***** ENTRIES

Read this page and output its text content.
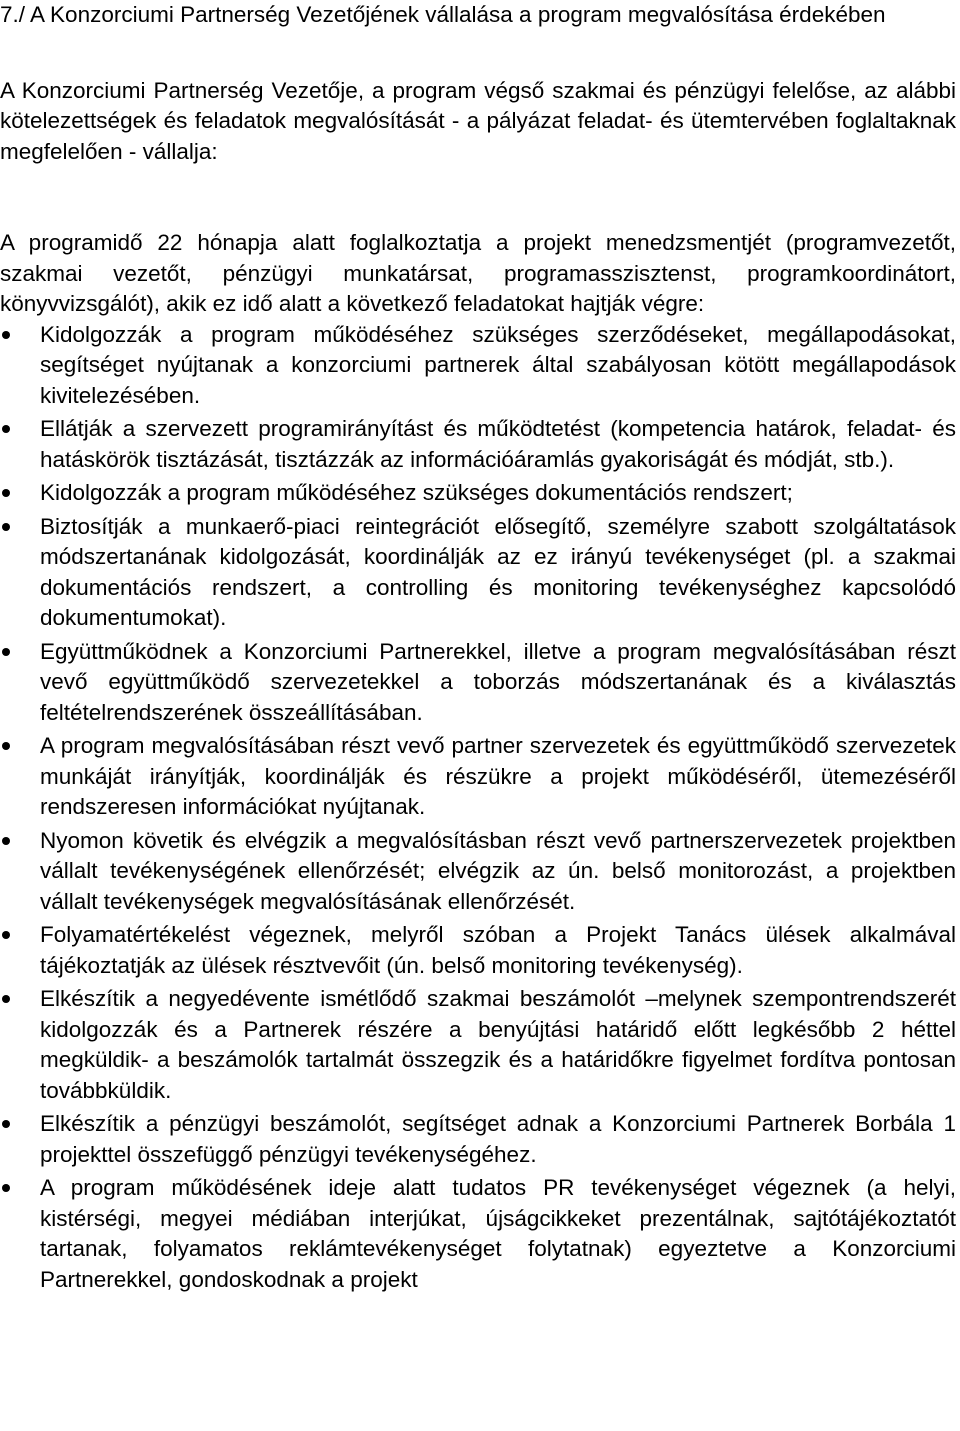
7./ A Konzorciumi Partnerség Vezetőjének vállalása a program megvalósítása érdekében

A Konzorciumi Partnerség Vezetője, a program végső szakmai és pénzügyi felelőse, az alábbi kötelezettségek és feladatok megvalósítását - a pályázat feladat- és ütemtervében foglaltaknak megfelelően - vállalja:

A programidő 22 hónapja alatt foglalkoztatja a projekt menedzsmentjét (programvezetőt, szakmai vezetőt, pénzügyi munkatársat, programasszisztenst, programkoordinátort, könyvvizsgálót), akik ez idő alatt a következő feladatokat hajtják végre:

Kidolgozzák a program működéséhez szükséges szerződéseket, megállapodásokat, segítséget nyújtanak a konzorciumi partnerek által szabályosan kötött megállapodások kivitelezésében.
Ellátják a szervezett programirányítást és működtetést (kompetencia határok, feladat- és hatáskörök tisztázását, tisztázzák az információáramlás gyakoriságát és módját, stb.).
Kidolgozzák a program működéséhez szükséges dokumentációs rendszert;
Biztosítják a munkaerő-piaci reintegrációt elősegítő, személyre szabott szolgáltatások módszertanának kidolgozását, koordinálják az ez irányú tevékenységet (pl. a szakmai dokumentációs rendszert, a controlling és monitoring tevékenységhez kapcsolódó dokumentumokat).
Együttműködnek a Konzorciumi Partnerekkel, illetve a program megvalósításában részt vevő együttműködő szervezetekkel a toborzás módszertanának és a kiválasztás feltételrendszerének összeállításában.
A program megvalósításában részt vevő partner szervezetek és együttműködő szervezetek munkáját irányítják, koordinálják és részükre a projekt működéséről, ütemezéséről rendszeresen információkat nyújtanak.
Nyomon követik és elvégzik a megvalósításban részt vevő partnerszervezetek projektben vállalt tevékenységének ellenőrzését; elvégzik az ún. belső monitorozást, a projektben vállalt tevékenységek megvalósításának ellenőrzését.
Folyamatértékelést végeznek, melyről szóban a Projekt Tanács ülések alkalmával tájékoztatják az ülések résztvevőit (ún. belső monitoring tevékenység).
Elkészítik a negyedévente ismétlődő szakmai beszámolót –melynek szempontrendszerét kidolgozzák és a Partnerek részére a benyújtási határidő előtt legkésőbb 2 héttel megküldik- a beszámolók tartalmát összegzik és a határidőkre figyelmet fordítva pontosan továbbküldik.
Elkészítik a pénzügyi beszámolót, segítséget adnak a Konzorciumi Partnerek Borbála 1 projekttel összefüggő pénzügyi tevékenységéhez.
A program működésének ideje alatt tudatos PR tevékenységet végeznek (a helyi, kistérségi, megyei médiában interjúkat, újságcikkeket prezentálnak, sajtótájékoztatót tartanak, folyamatos reklámtevékenységet folytatnak) egyeztetve a Konzorciumi Partnerekkel, gondoskodnak a projekt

**********

◆ **STATED EXERCISE**
Quote each entry above verbatim and drop the pictures.

◆ **RESULT FOR THIS TASK**
Read this page and output its text content.
7./ A Konzorciumi Partnerség Vezetőjének vállalása a program megvalósítása érdekében

A Konzorciumi Partnerség Vezetője, a program végső szakmai és pénzügyi felelőse, az alábbi kötelezettségek és feladatok megvalósítását - a pályázat feladat- és ütemtervében foglaltaknak megfelelően - vállalja:

A programidő 22 hónapja alatt foglalkoztatja a projekt menedzsmentjét (programvezetőt, szakmai vezetőt, pénzügyi munkatársat, programasszisztenst, programkoordinátort, könyvvizsgálót), akik ez idő alatt a következő feladatokat hajtják végre:

Kidolgozzák a program működéséhez szükséges szerződéseket, megállapodásokat, segítséget nyújtanak a konzorciumi partnerek által szabályosan kötött megállapodások kivitelezésében.
Ellátják a szervezett programirányítást és működtetést (kompetencia határok, feladat- és hatáskörök tisztázását, tisztázzák az információáramlás gyakoriságát és módját, stb.).
Kidolgozzák a program működéséhez szükséges dokumentációs rendszert;
Biztosítják a munkaerő-piaci reintegrációt elősegítő, személyre szabott szolgáltatások módszertanának kidolgozását, koordinálják az ez irányú tevékenységet (pl. a szakmai dokumentációs rendszert, a controlling és monitoring tevékenységhez kapcsolódó dokumentumokat).
Együttműködnek a Konzorciumi Partnerekkel, illetve a program megvalósításában részt vevő együttműködő szervezetekkel a toborzás módszertanának és a kiválasztás feltételrendszerének összeállításában.
A program megvalósításában részt vevő partner szervezetek és együttműködő szervezetek munkáját irányítják, koordinálják és részükre a projekt működéséről, ütemezéséről rendszeresen információkat nyújtanak.
Nyomon követik és elvégzik a megvalósításban részt vevő partnerszervezetek projektben vállalt tevékenységének ellenőrzését; elvégzik az ún. belső monitorozást, a projektben vállalt tevékenységek megvalósításának ellenőrzését.
Folyamatértékelést végeznek, melyről szóban a Projekt Tanács ülések alkalmával tájékoztatják az ülések résztvevőit (ún. belső monitoring tevékenység).
Elkészítik a negyedévente ismétlődő szakmai beszámolót –melynek szempontrendszerét kidolgozzák és a Partnerek részére a benyújtási határidő előtt legkésőbb 2 héttel megküldik- a beszámolók tartalmát összegzik és a határidőkre figyelmet fordítva pontosan továbbküldik.
Elkészítik a pénzügyi beszámolót, segítséget adnak a Konzorciumi Partnerek Borbála 1 projekttel összefüggő pénzügyi tevékenységéhez.
A program működésének ideje alatt tudatos PR tevékenységet végeznek (a helyi, kistérségi, megyei médiában interjúkat, újságcikkeket prezentálnak, sajtótájékoztatót tartanak, folyamatos reklámtevékenységet folytatnak) egyeztetve a Konzorciumi Partnerekkel, gondoskodnak a projekt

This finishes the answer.